══ TEXTE FOURNI ══

Aujourd’hui en commission réunies de la Défense et des Relations extérieures de la Chambre, nous avons débattu du déploiement de détachements militaires belges à bord de navires marchands lorsqu’ils passent au large des côtes somaliennes qui regorgent de pirates hyperactifs.
Je ne vais pas vous faire le compte rendu du débat qu’on peut lire sur le site de la Chambre.
La Belgique en envoyant sur place la frégate Louise-Marie et deux détachements qui peuvent prendre positions sur les navires marchands belges qui le souhaitent a une attitude proactive compréhensible par rapport à la gravité du phénomène et aux risques pour le commerce international et le commerce belge en particulier mais aussi en raison de l’attaque de bateaux humanitaires par les pirates.
Il faudra bien sûr trouver des solutions structurelles au chaos et à la violence endémiques qui règnent en Somalie depuis 25 ans. Mais pour avoir été plusieurs fois en Somalie comme médecin sans frontières, je pense que ça prendra du temps.
Ce qui n’empêche pas de s’y attaquer tout de suite en tentant de consolider l’embryon de gouvernement en place à Mogadiscio.
Par contre, on ne peut que regretter la confusion et la dispersion qui règnent dans la réponse internationale à la piraterie dans le golfe d’Aden.

═══

TÂCHES À FAIRE –
1 – Extrayez du texte sur la piraterie somalienne le passage compris entre « Je ne vais pas » et « prendra du temps. », bornes incluses.
2 – Dressez la liste des noms de lieux (pays, villes, étendues d’eau) cités dans le texte sur la piraterie somalienne.
3 – Poursuivez le texte sur la piraterie somalienne à partir de sa dernière phrase.

══ DONNÉES ENREGISTRÉES ══

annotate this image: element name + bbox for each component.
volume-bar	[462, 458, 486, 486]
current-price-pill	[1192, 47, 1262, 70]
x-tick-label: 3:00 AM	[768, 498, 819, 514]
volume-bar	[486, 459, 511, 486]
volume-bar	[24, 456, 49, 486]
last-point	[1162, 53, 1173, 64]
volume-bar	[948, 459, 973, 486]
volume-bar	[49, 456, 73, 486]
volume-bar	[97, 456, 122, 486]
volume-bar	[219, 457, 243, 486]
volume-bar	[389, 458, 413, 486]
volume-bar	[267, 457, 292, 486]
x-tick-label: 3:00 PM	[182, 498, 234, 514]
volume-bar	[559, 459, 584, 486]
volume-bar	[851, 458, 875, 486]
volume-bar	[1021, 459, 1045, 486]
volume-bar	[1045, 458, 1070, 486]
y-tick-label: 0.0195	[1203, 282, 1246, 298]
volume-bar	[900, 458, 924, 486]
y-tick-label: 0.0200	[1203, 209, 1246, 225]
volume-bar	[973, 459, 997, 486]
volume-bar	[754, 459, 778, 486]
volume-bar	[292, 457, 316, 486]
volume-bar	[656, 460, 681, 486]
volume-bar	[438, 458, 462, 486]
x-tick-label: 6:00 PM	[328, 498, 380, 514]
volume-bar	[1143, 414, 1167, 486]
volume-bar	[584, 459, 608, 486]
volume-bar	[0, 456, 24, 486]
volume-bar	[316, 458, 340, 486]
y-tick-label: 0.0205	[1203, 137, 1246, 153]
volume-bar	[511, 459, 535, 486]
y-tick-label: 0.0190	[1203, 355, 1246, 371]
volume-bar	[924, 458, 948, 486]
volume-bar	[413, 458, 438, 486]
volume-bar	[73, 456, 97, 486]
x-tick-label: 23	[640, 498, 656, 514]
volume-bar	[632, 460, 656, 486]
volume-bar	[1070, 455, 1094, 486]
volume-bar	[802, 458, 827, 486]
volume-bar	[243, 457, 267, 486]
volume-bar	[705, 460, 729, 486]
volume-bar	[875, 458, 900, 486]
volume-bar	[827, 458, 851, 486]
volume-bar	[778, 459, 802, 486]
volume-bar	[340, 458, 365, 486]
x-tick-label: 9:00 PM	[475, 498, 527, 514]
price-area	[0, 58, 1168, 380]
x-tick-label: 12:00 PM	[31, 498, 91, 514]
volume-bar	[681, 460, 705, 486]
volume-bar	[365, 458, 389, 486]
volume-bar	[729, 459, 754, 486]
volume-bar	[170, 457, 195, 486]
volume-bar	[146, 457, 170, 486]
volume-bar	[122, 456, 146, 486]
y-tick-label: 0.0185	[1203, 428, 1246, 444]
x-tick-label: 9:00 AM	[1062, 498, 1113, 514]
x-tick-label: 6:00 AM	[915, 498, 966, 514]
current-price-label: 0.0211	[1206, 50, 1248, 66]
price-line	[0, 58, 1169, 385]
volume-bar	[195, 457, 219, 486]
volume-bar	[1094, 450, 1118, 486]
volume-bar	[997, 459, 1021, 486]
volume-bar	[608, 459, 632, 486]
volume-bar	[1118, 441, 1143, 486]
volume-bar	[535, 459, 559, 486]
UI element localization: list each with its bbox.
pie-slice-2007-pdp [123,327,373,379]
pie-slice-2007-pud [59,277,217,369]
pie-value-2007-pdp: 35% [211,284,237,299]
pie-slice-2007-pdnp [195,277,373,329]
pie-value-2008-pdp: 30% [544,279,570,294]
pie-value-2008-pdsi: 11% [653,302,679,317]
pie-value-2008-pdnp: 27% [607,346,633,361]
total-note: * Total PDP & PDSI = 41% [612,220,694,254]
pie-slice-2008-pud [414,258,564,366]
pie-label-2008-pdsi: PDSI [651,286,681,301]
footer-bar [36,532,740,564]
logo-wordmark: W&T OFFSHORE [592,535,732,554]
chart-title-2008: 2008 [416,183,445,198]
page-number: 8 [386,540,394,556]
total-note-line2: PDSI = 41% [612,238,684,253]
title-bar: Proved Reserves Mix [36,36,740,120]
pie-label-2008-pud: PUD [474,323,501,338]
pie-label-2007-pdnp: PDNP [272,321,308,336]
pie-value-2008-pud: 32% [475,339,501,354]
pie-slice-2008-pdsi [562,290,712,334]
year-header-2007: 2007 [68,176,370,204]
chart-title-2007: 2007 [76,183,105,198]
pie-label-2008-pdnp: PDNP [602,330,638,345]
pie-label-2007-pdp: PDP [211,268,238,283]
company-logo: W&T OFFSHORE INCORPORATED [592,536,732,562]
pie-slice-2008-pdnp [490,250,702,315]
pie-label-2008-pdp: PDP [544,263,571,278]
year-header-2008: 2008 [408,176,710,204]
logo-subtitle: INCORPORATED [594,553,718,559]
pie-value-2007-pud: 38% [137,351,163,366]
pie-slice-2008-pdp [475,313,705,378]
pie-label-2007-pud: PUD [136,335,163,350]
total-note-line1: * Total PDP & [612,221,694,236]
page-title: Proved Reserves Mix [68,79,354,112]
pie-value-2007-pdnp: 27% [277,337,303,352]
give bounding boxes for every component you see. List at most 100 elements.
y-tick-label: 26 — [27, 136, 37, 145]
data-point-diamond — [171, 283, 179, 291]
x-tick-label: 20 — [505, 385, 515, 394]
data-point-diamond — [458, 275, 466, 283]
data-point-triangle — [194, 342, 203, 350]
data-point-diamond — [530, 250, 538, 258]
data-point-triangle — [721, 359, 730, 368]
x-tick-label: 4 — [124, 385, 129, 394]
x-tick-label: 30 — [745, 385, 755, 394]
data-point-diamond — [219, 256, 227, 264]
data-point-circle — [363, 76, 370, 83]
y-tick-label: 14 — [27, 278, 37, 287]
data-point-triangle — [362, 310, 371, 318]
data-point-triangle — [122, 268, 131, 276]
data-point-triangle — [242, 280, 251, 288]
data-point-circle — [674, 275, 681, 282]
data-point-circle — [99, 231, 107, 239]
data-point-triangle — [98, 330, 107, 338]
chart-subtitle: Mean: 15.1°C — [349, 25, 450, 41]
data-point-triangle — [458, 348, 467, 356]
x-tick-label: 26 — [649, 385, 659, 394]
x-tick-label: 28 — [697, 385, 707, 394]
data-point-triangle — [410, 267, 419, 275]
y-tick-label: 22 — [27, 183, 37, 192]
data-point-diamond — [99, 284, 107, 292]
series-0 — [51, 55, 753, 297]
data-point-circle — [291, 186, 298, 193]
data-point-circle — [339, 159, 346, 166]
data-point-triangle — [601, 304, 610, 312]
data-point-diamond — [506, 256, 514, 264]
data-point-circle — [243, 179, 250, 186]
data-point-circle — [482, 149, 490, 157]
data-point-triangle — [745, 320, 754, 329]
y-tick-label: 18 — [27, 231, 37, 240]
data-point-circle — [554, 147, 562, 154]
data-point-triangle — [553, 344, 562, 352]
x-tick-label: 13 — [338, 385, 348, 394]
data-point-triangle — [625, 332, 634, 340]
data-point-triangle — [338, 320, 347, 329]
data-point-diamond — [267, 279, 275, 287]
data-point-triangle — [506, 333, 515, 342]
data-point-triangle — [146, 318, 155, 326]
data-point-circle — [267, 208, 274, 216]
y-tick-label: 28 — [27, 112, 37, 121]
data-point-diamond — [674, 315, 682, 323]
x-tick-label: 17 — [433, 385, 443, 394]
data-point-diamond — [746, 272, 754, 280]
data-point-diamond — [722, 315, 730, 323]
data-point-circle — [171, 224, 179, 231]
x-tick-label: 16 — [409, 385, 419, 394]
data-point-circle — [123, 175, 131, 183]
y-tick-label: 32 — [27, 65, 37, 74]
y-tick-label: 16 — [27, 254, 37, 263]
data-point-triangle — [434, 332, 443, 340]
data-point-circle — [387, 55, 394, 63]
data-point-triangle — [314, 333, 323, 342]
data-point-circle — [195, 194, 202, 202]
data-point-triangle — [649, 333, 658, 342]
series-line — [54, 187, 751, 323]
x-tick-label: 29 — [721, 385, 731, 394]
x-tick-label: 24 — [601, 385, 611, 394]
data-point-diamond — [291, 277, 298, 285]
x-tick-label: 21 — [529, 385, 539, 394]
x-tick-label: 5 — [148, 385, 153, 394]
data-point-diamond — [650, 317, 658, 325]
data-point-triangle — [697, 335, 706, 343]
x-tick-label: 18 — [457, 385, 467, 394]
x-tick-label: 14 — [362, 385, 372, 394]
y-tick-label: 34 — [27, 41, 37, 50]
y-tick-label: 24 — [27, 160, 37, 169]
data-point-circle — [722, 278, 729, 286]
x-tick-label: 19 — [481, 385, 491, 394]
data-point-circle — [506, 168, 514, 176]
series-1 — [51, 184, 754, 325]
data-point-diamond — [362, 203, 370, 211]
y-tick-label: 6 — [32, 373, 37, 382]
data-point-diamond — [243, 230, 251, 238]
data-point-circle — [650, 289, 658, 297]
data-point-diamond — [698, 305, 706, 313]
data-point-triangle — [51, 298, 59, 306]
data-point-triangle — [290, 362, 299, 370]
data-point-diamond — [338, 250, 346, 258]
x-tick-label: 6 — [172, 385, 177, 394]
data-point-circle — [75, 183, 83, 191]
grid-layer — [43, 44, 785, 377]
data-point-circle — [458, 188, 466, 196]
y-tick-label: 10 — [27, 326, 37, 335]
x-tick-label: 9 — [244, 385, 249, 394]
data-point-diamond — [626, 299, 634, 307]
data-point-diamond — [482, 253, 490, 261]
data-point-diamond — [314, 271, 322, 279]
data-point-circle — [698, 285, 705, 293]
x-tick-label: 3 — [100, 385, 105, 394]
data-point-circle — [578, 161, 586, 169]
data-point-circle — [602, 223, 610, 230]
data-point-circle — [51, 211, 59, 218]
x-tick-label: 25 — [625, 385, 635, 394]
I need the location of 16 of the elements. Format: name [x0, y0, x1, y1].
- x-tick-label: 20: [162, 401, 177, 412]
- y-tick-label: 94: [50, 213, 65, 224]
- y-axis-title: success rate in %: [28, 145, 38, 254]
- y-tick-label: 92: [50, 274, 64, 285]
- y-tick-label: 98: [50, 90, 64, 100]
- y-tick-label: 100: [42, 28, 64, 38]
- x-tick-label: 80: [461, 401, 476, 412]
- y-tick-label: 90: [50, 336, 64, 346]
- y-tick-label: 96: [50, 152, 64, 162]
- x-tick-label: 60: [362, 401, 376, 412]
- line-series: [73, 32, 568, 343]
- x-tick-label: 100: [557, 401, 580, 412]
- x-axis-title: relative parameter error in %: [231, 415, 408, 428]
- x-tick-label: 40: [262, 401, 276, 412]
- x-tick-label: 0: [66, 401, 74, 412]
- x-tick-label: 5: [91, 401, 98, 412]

═══

RÉPONSES AUX TÂCHES –
1 –
Je ne vais pas vous faire le compte rendu du débat qu’on peut lire sur le site de la Chambre.
La Belgique en envoyant sur place la frégate Louise-Marie et deux détachements qui peuvent prendre positions sur les navires marchands belges qui le souhaitent a une attitude proactive compréhensible par rapport à la gravité du phénomène et aux risques pour le commerce international et le commerce belge en particulier mais aussi en raison de l’attaque de bateaux humanitaires par les pirates.
Il faudra bien sûr trouver des solutions structurelles au chaos et à la violence endémiques qui règnent en Somalie depuis 25 ans. Mais pour avoir été plusieurs fois en Somalie comme médecin sans frontières, je pense que ça prendra du temps.

2 – Belgique, Somalie, Mogadiscio, golfe d’Aden

3 –
Il y a en même temps et sur la même zone un déploiement de l’OTAN (Maritime Standing group), une opération de l’Union européenne (Atalante, dont fait partie notre frégate Louise Marie), des stratégies individuelles de certains pays européens mettant des soldats sur les navires marchands (Belgique, France,…) , des interventions autonomes d’autres états (Chine, Etats-Unis,…), une opération de l’OUA autour de Mogadiscio, les interventions de firmes de sécurité privées comme Aart Security, la présence de l’armée éthiopienne ,…
Bref, une implication forte d une myriade d’acteurs publics, privés, nationaux, européens, ou internationaux qui opèrent dans la confusion la plus totale sur le plan de la stratégie et du commandement.